[Task instructions]
Leave out the pictures and copy each record below exactly.

· · · · · · ·

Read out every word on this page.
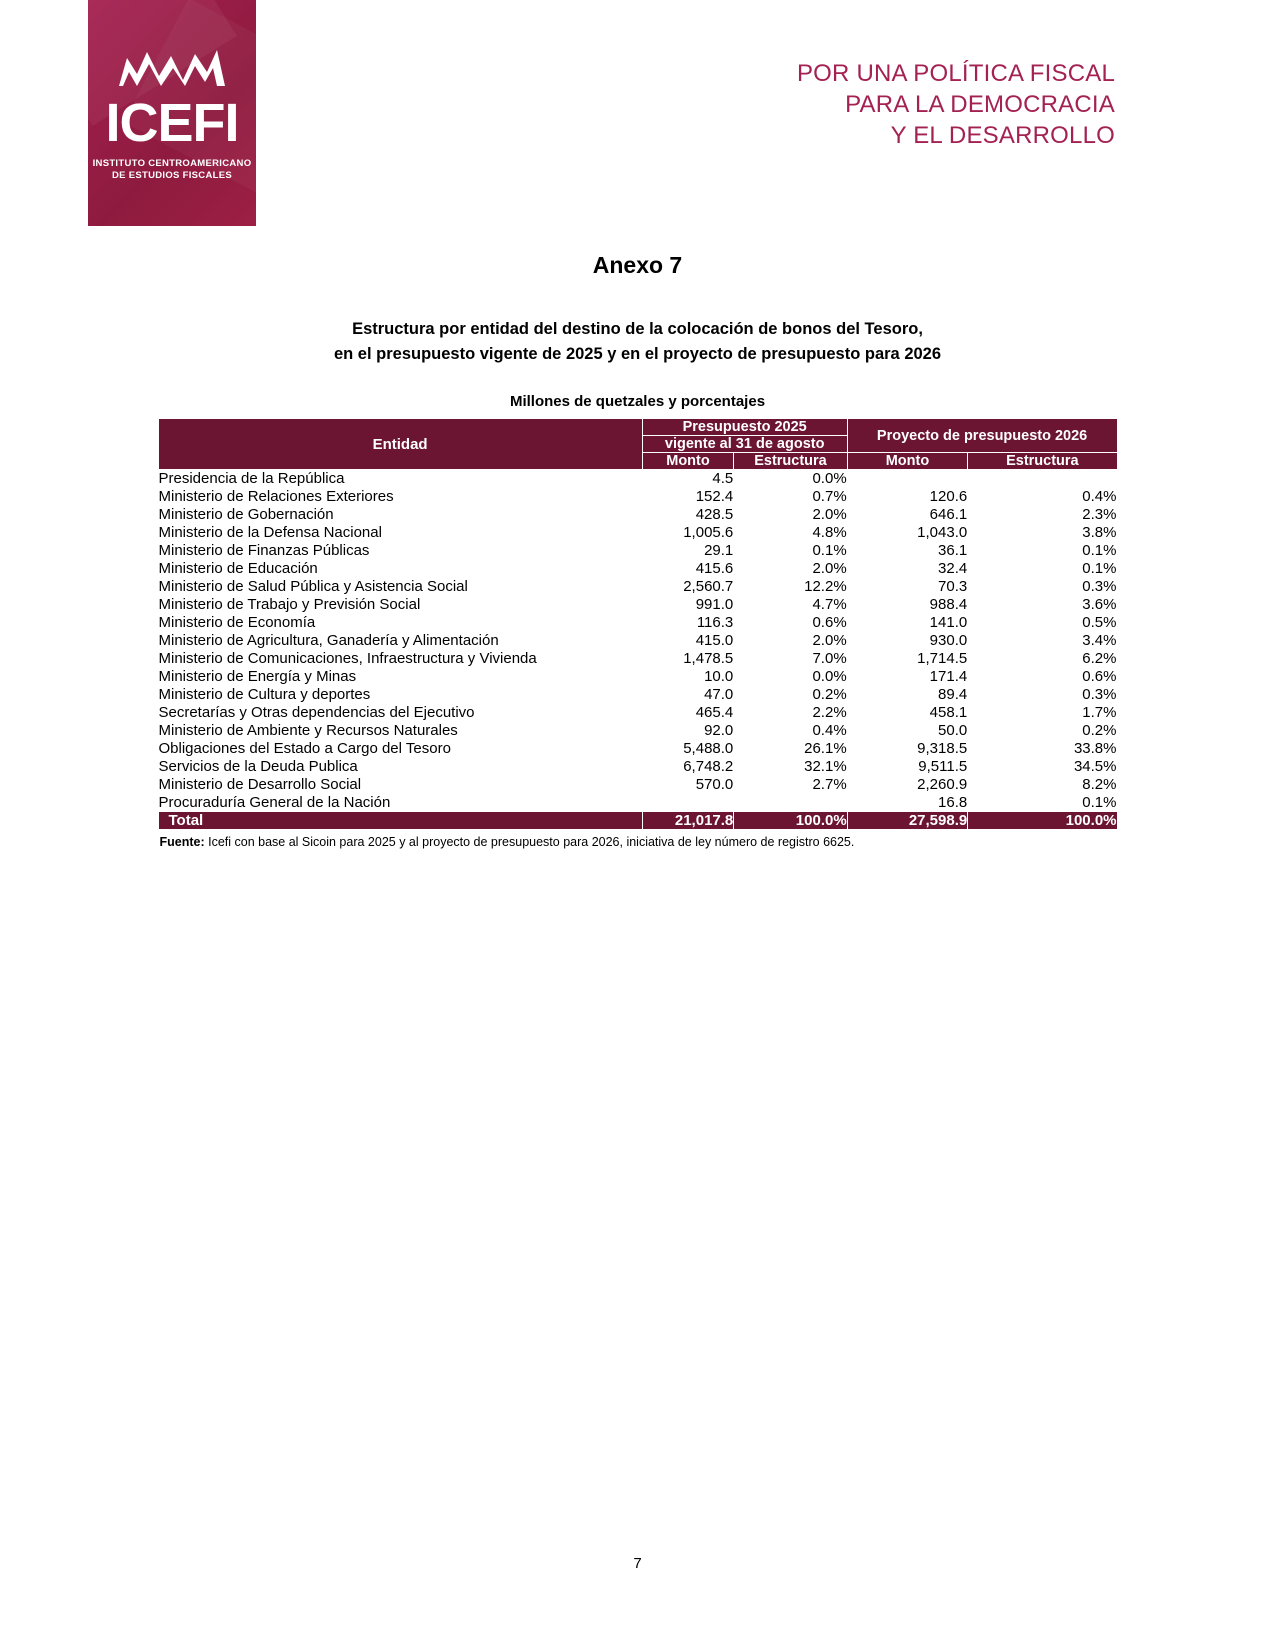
ICEFI
INSTITUTO CENTROAMERICANO
DE ESTUDIOS FISCALES
POR UNA POLÍTICA FISCAL
PARA LA DEMOCRACIA
Y EL DESARROLLO
Anexo 7
Estructura por entidad del destino de la colocación de bonos del Tesoro,
en el presupuesto vigente de 2025 y en el proyecto de presupuesto para 2026
Millones de quetzales y porcentajes
Entidad	Presupuesto 2025		Proyecto de presupuesto 2026	
	vigente al 31 de agosto			
	Monto	Estructura	Monto	Estructura
Presidencia de la República	4.5	0.0%		
Ministerio de Relaciones Exteriores	152.4	0.7%	120.6	0.4%
Ministerio de Gobernación	428.5	2.0%	646.1	2.3%
Ministerio de la Defensa Nacional	1,005.6	4.8%	1,043.0	3.8%
Ministerio de Finanzas Públicas	29.1	0.1%	36.1	0.1%
Ministerio de Educación	415.6	2.0%	32.4	0.1%
Ministerio de Salud Pública y Asistencia Social	2,560.7	12.2%	70.3	0.3%
Ministerio de Trabajo y Previsión Social	991.0	4.7%	988.4	3.6%
Ministerio de Economía	116.3	0.6%	141.0	0.5%
Ministerio de Agricultura, Ganadería y Alimentación	415.0	2.0%	930.0	3.4%
Ministerio de Comunicaciones, Infraestructura y Vivienda	1,478.5	7.0%	1,714.5	6.2%
Ministerio de Energía y Minas	10.0	0.0%	171.4	0.6%
Ministerio de Cultura y deportes	47.0	0.2%	89.4	0.3%
Secretarías y Otras dependencias del Ejecutivo	465.4	2.2%	458.1	1.7%
Ministerio de Ambiente y Recursos Naturales	92.0	0.4%	50.0	0.2%
Obligaciones del Estado a Cargo del Tesoro	5,488.0	26.1%	9,318.5	33.8%
Servicios de la Deuda Publica	6,748.2	32.1%	9,511.5	34.5%
Ministerio de Desarrollo Social	570.0	2.7%	2,260.9	8.2%
Procuraduría General de la Nación			16.8	0.1%
Total	21,017.8	100.0%	27,598.9	100.0%
Fuente: Icefi con base al Sicoin para 2025 y al proyecto de presupuesto para 2026, iniciativa de ley número de registro 6625.
7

· · · · · · ·

[Correct answer]
Read out every word on this page.
ICEFI
INSTITUTO CENTROAMERICANO
DE ESTUDIOS FISCALES
POR UNA POLÍTICA FISCAL
PARA LA DEMOCRACIA
Y EL DESARROLLO
Anexo 7
Estructura por entidad del destino de la colocación de bonos del Tesoro,
en el presupuesto vigente de 2025 y en el proyecto de presupuesto para 2026
Millones de quetzales y porcentajes
Entidad	Presupuesto 2025		Proyecto de presupuesto 2026	
	vigente al 31 de agosto			
	Monto	Estructura	Monto	Estructura
Presidencia de la República	4.5	0.0%		
Ministerio de Relaciones Exteriores	152.4	0.7%	120.6	0.4%
Ministerio de Gobernación	428.5	2.0%	646.1	2.3%
Ministerio de la Defensa Nacional	1,005.6	4.8%	1,043.0	3.8%
Ministerio de Finanzas Públicas	29.1	0.1%	36.1	0.1%
Ministerio de Educación	415.6	2.0%	32.4	0.1%
Ministerio de Salud Pública y Asistencia Social	2,560.7	12.2%	70.3	0.3%
Ministerio de Trabajo y Previsión Social	991.0	4.7%	988.4	3.6%
Ministerio de Economía	116.3	0.6%	141.0	0.5%
Ministerio de Agricultura, Ganadería y Alimentación	415.0	2.0%	930.0	3.4%
Ministerio de Comunicaciones, Infraestructura y Vivienda	1,478.5	7.0%	1,714.5	6.2%
Ministerio de Energía y Minas	10.0	0.0%	171.4	0.6%
Ministerio de Cultura y deportes	47.0	0.2%	89.4	0.3%
Secretarías y Otras dependencias del Ejecutivo	465.4	2.2%	458.1	1.7%
Ministerio de Ambiente y Recursos Naturales	92.0	0.4%	50.0	0.2%
Obligaciones del Estado a Cargo del Tesoro	5,488.0	26.1%	9,318.5	33.8%
Servicios de la Deuda Publica	6,748.2	32.1%	9,511.5	34.5%
Ministerio de Desarrollo Social	570.0	2.7%	2,260.9	8.2%
Procuraduría General de la Nación			16.8	0.1%
Total	21,017.8	100.0%	27,598.9	100.0%
Fuente: Icefi con base al Sicoin para 2025 y al proyecto de presupuesto para 2026, iniciativa de ley número de registro 6625.
7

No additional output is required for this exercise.